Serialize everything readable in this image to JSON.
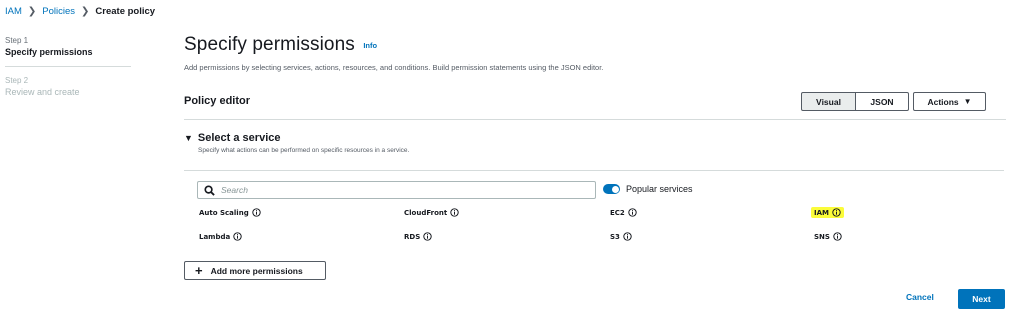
{
  "breadcrumb": {
    "items": [
      {
        "label": "IAM"
      },
      {
        "label": "Policies"
      },
      {
        "label": "Create policy"
      }
    ]
  },
  "steps": [
    {
      "num": "Step 1",
      "label": "Specify permissions",
      "active": true
    },
    {
      "num": "Step 2",
      "label": "Review and create",
      "active": false
    }
  ],
  "page": {
    "title": "Specify permissions",
    "info": "Info",
    "description": "Add permissions by selecting services, actions, resources, and conditions. Build permission statements using the JSON editor."
  },
  "editor": {
    "title": "Policy editor",
    "visual_label": "Visual",
    "json_label": "JSON",
    "actions_label": "Actions"
  },
  "service_section": {
    "title": "Select a service",
    "subtitle": "Specify what actions can be performed on specific resources in a service.",
    "search_placeholder": "Search",
    "popular_toggle_label": "Popular services",
    "services": [
      {
        "name": "Auto Scaling"
      },
      {
        "name": "CloudFront"
      },
      {
        "name": "EC2"
      },
      {
        "name": "IAM",
        "highlighted": true
      },
      {
        "name": "Lambda"
      },
      {
        "name": "RDS"
      },
      {
        "name": "S3"
      },
      {
        "name": "SNS"
      }
    ],
    "highlight_color": "#fbfc3a"
  },
  "add_permissions_label": "Add more permissions",
  "footer": {
    "cancel_label": "Cancel",
    "next_label": "Next"
  },
  "colors": {
    "link": "#0073bb",
    "primary": "#0073bb",
    "text": "#16191f",
    "muted": "#545b64"
  }
}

-------

**Problem description:** Leave out the pictures and repeat everything else in the records exactly.

**The solution:**
Serialize everything readable in this image to JSON.
{
  "breadcrumb": {
    "items": [
      {
        "label": "IAM"
      },
      {
        "label": "Policies"
      },
      {
        "label": "Create policy"
      }
    ]
  },
  "steps": [
    {
      "num": "Step 1",
      "label": "Specify permissions",
      "active": true
    },
    {
      "num": "Step 2",
      "label": "Review and create",
      "active": false
    }
  ],
  "page": {
    "title": "Specify permissions",
    "info": "Info",
    "description": "Add permissions by selecting services, actions, resources, and conditions. Build permission statements using the JSON editor."
  },
  "editor": {
    "title": "Policy editor",
    "visual_label": "Visual",
    "json_label": "JSON",
    "actions_label": "Actions"
  },
  "service_section": {
    "title": "Select a service",
    "subtitle": "Specify what actions can be performed on specific resources in a service.",
    "search_placeholder": "Search",
    "popular_toggle_label": "Popular services",
    "services": [
      {
        "name": "Auto Scaling"
      },
      {
        "name": "CloudFront"
      },
      {
        "name": "EC2"
      },
      {
        "name": "IAM",
        "highlighted": true
      },
      {
        "name": "Lambda"
      },
      {
        "name": "RDS"
      },
      {
        "name": "S3"
      },
      {
        "name": "SNS"
      }
    ],
    "highlight_color": "#fbfc3a"
  },
  "add_permissions_label": "Add more permissions",
  "footer": {
    "cancel_label": "Cancel",
    "next_label": "Next"
  },
  "colors": {
    "link": "#0073bb",
    "primary": "#0073bb",
    "text": "#16191f",
    "muted": "#545b64"
  }
}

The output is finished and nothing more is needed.